Il senso del “limite”

La cultura contemporanea demonizza la categoria del “limite”, ha rilevato ancora il cardinale Bagnasco. Ma l’esperienza del limite, ha precisato, “è un grande alleato del Vangelo, poiché dice che l’uomo ha bisogno degli altri e, innanzitutto, dell’Altro che è Dio”. Per reagire alla crisi recente e al secolarismo, ritiene il vescovo irlandese O’Reilly, la Chiesa “deve parlare con una voce che sia piena di speranza e allo stesso tempo umile, fiduciosa e compassionevole”, perché molti uomini “attendono un messaggio di speranza e di incoraggiamento”.

Una nuova Pentecoste

Se è stata la Pentecoste a dare inizio alla prima evangelizzazione, ha ricordato il vescovo olandese de Jong, “ora abbiamo bisogno di una nuova Pentecoste”. Pertanto “dobbiamo pregare con fervore e costanza lo Spirito Santo”. Secondo il vescovo “le famiglie sono essenziali per la trasmissione del Vangelo”, specie in una società che “non conosce più il peccato”. Oggi “la pornografia, la sessualità al di fuori del matrimonio tra un uomo e una donna, la contraccezione e l’aborto chiudono i cuori”. E allora “chi può dire di sì a Dio, che dà la vita in abbondanza, se in modo consapevole o inconsapevole dice di no alla vita umana?”. Alla Chiesa, ha considerato, spetta di “promuovere con coraggio il Vangelo della vita, compresa la teologia del corpo, la pianificazione familiare naturale e allo stesso tempo annunciare Dio misericordioso”.

Il compito della scuola

“Le scuole cattoliche non sono prodotti, bensì agenti della missione della Chiesa” ove la maggior parte dei battezzati sperimentano per la prima volta “la persona di Gesù Cristo, la preghiera, la liturgia e la vita sacramentale della Chiesa”, ha spiegato il vescovo neozelandese Drennan. In esse si sperimenta “il senso di appartenenza al popolo di Dio”, si esercita la “diaconia di verità”, che le fa emergere come “fari di speranza” nelle società “in cui i venti del relativismo e dell’individualismo comportano le tragiche macerie della confusione morale e del crollo delle aspirazioni”, e vi soffia uno “spirito di sapienza”, che è “antidoto alla superficialità e alla trivialità che possono intrappolare i giovani”. “In che modo ci rendiamo presenti nella vasta popolazione di studenti, soprattutto presso coloro la cui educazione cristiana di base è stata molto superficiale, sia in famiglia che a scuola?” ha domandato l’arcivescovo di Dublino, Diarmuid Martin, notando poi che la nuova evangelizzazione deve “aiutare i giovani a discernere le idee”, in un tempo in cui “il significato dei termini viene cambiato e manipolato per fini commerciali, ideologici o politici” e le giovani generazioni vivono “in una cultura di relativismo e di un’autentica banalizzazione della verità, senza esserne spesso neppure consapevoli”.

◆ Dati forniti ◆
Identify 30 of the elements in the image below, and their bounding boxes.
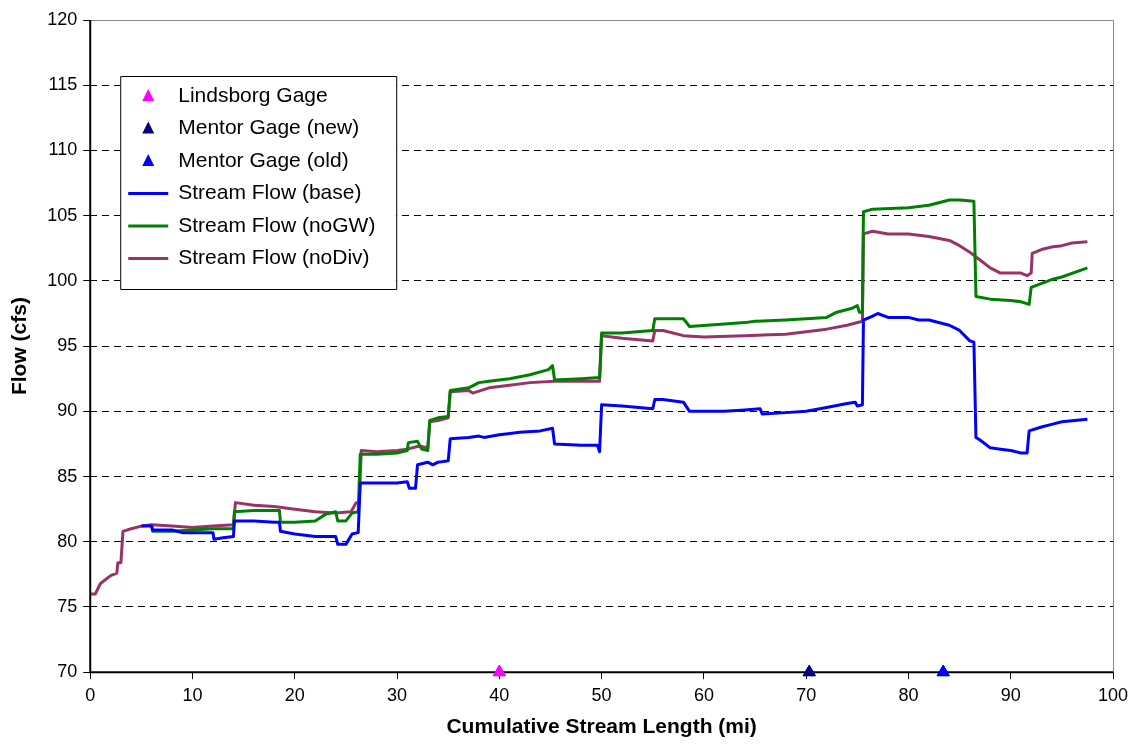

◆ Esercizio scritto A ◆
Elenca tutti gli ecclesiastici nominati nel testo citato e indica per ciascuno il titolo o la provenienza che il testo gli attribuisce.
◆ Esercizio scritto B ◆
Rispondi alle seguenti domande basandoti sul testo citato.
(i) Secondo il cardinale Bagnasco, di chi ha bisogno l'uomo, come mostra l'esperienza del limite?
(ii) Secondo il vescovo de Jong, che cosa è essenziale per la trasmissione del Vangelo?
(iii) Secondo il vescovo Drennan, che cosa non sono le scuole cattoliche e che cosa sono invece?

◆ Soluzione svolta A ◆
- Bagnasco: cardinale
- O'Reilly: vescovo irlandese
- de Jong: vescovo olandese
- Drennan: vescovo neozelandese
- Diarmuid Martin: arcivescovo di Dublino

◆ Soluzione svolta B ◆
(i) Ha bisogno degli altri e, innanzitutto, dell'Altro che è Dio.
(ii) Sono essenziali le famiglie.
(iii) Non sono prodotti, ma agenti della missione della Chiesa.